[WHAT THE TASK ASKS]
Write out every record in full, exactly as written, please.

[DATASET EXTRACT]

^^^^^^^^^^^^^^^^

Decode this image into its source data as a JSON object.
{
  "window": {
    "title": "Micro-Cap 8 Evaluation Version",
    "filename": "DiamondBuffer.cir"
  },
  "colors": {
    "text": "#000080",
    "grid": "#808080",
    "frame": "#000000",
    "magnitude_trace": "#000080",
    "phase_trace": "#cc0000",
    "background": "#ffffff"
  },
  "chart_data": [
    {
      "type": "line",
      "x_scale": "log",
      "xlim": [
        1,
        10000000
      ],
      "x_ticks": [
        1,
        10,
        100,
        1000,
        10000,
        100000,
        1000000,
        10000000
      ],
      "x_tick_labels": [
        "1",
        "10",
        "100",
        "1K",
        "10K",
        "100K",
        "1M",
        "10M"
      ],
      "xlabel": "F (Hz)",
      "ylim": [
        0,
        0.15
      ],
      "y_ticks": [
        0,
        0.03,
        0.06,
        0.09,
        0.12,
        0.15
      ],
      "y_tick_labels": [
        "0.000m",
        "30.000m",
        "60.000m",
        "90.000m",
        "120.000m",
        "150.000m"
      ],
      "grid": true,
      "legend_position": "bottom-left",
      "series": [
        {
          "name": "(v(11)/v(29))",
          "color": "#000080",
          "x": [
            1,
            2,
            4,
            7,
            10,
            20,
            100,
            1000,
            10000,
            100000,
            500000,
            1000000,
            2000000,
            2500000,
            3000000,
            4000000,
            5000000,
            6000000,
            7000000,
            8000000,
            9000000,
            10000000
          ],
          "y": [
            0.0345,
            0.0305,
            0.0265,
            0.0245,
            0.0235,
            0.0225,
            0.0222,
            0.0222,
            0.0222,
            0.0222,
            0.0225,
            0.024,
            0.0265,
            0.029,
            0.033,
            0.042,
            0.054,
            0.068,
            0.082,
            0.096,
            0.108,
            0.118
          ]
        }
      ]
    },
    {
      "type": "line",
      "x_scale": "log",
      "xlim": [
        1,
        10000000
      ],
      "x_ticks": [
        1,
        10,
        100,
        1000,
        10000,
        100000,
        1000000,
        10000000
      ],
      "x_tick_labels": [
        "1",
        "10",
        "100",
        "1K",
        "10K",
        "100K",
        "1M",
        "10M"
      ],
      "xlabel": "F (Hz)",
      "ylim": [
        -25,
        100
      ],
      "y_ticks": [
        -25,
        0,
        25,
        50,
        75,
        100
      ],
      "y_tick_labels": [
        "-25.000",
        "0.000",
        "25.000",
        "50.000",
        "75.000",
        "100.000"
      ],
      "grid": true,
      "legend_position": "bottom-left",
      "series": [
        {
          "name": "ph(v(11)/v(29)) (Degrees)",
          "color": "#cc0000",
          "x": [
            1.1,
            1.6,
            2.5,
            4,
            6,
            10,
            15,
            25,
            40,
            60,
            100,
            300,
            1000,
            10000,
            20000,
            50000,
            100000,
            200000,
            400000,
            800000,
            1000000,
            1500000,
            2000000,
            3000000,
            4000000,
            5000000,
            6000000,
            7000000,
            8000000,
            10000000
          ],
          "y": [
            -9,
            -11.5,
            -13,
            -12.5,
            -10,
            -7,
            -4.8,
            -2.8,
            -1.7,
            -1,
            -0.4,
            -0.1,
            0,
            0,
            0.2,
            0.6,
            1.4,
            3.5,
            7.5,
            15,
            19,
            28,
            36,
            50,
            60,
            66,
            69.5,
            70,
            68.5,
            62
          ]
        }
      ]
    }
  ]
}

^^^^^^^^^^^^^^^^

[WRITTEN SOLUTION]
Decode this image into its source data as a JSON object.
{
  "window": {
    "title": "Micro-Cap 8 Evaluation Version",
    "filename": "DiamondBuffer.cir"
  },
  "colors": {
    "text": "#000080",
    "grid": "#808080",
    "frame": "#000000",
    "magnitude_trace": "#000080",
    "phase_trace": "#cc0000",
    "background": "#ffffff"
  },
  "chart_data": [
    {
      "type": "line",
      "x_scale": "log",
      "xlim": [
        1,
        10000000
      ],
      "x_ticks": [
        1,
        10,
        100,
        1000,
        10000,
        100000,
        1000000,
        10000000
      ],
      "x_tick_labels": [
        "1",
        "10",
        "100",
        "1K",
        "10K",
        "100K",
        "1M",
        "10M"
      ],
      "xlabel": "F (Hz)",
      "ylim": [
        0,
        0.15
      ],
      "y_ticks": [
        0,
        0.03,
        0.06,
        0.09,
        0.12,
        0.15
      ],
      "y_tick_labels": [
        "0.000m",
        "30.000m",
        "60.000m",
        "90.000m",
        "120.000m",
        "150.000m"
      ],
      "grid": true,
      "legend_position": "bottom-left",
      "series": [
        {
          "name": "(v(11)/v(29))",
          "color": "#000080",
          "x": [
            1,
            2,
            4,
            7,
            10,
            20,
            100,
            1000,
            10000,
            100000,
            500000,
            1000000,
            2000000,
            2500000,
            3000000,
            4000000,
            5000000,
            6000000,
            7000000,
            8000000,
            9000000,
            10000000
          ],
          "y": [
            0.0345,
            0.0305,
            0.0265,
            0.0245,
            0.0235,
            0.0225,
            0.0222,
            0.0222,
            0.0222,
            0.0222,
            0.0225,
            0.024,
            0.0265,
            0.029,
            0.033,
            0.042,
            0.054,
            0.068,
            0.082,
            0.096,
            0.108,
            0.118
          ]
        }
      ]
    },
    {
      "type": "line",
      "x_scale": "log",
      "xlim": [
        1,
        10000000
      ],
      "x_ticks": [
        1,
        10,
        100,
        1000,
        10000,
        100000,
        1000000,
        10000000
      ],
      "x_tick_labels": [
        "1",
        "10",
        "100",
        "1K",
        "10K",
        "100K",
        "1M",
        "10M"
      ],
      "xlabel": "F (Hz)",
      "ylim": [
        -25,
        100
      ],
      "y_ticks": [
        -25,
        0,
        25,
        50,
        75,
        100
      ],
      "y_tick_labels": [
        "-25.000",
        "0.000",
        "25.000",
        "50.000",
        "75.000",
        "100.000"
      ],
      "grid": true,
      "legend_position": "bottom-left",
      "series": [
        {
          "name": "ph(v(11)/v(29)) (Degrees)",
          "color": "#cc0000",
          "x": [
            1.1,
            1.6,
            2.5,
            4,
            6,
            10,
            15,
            25,
            40,
            60,
            100,
            300,
            1000,
            10000,
            20000,
            50000,
            100000,
            200000,
            400000,
            800000,
            1000000,
            1500000,
            2000000,
            3000000,
            4000000,
            5000000,
            6000000,
            7000000,
            8000000,
            10000000
          ],
          "y": [
            -9,
            -11.5,
            -13,
            -12.5,
            -10,
            -7,
            -4.8,
            -2.8,
            -1.7,
            -1,
            -0.4,
            -0.1,
            0,
            0,
            0.2,
            0.6,
            1.4,
            3.5,
            7.5,
            15,
            19,
            28,
            36,
            50,
            60,
            66,
            69.5,
            70,
            68.5,
            62
          ]
        }
      ]
    }
  ]
}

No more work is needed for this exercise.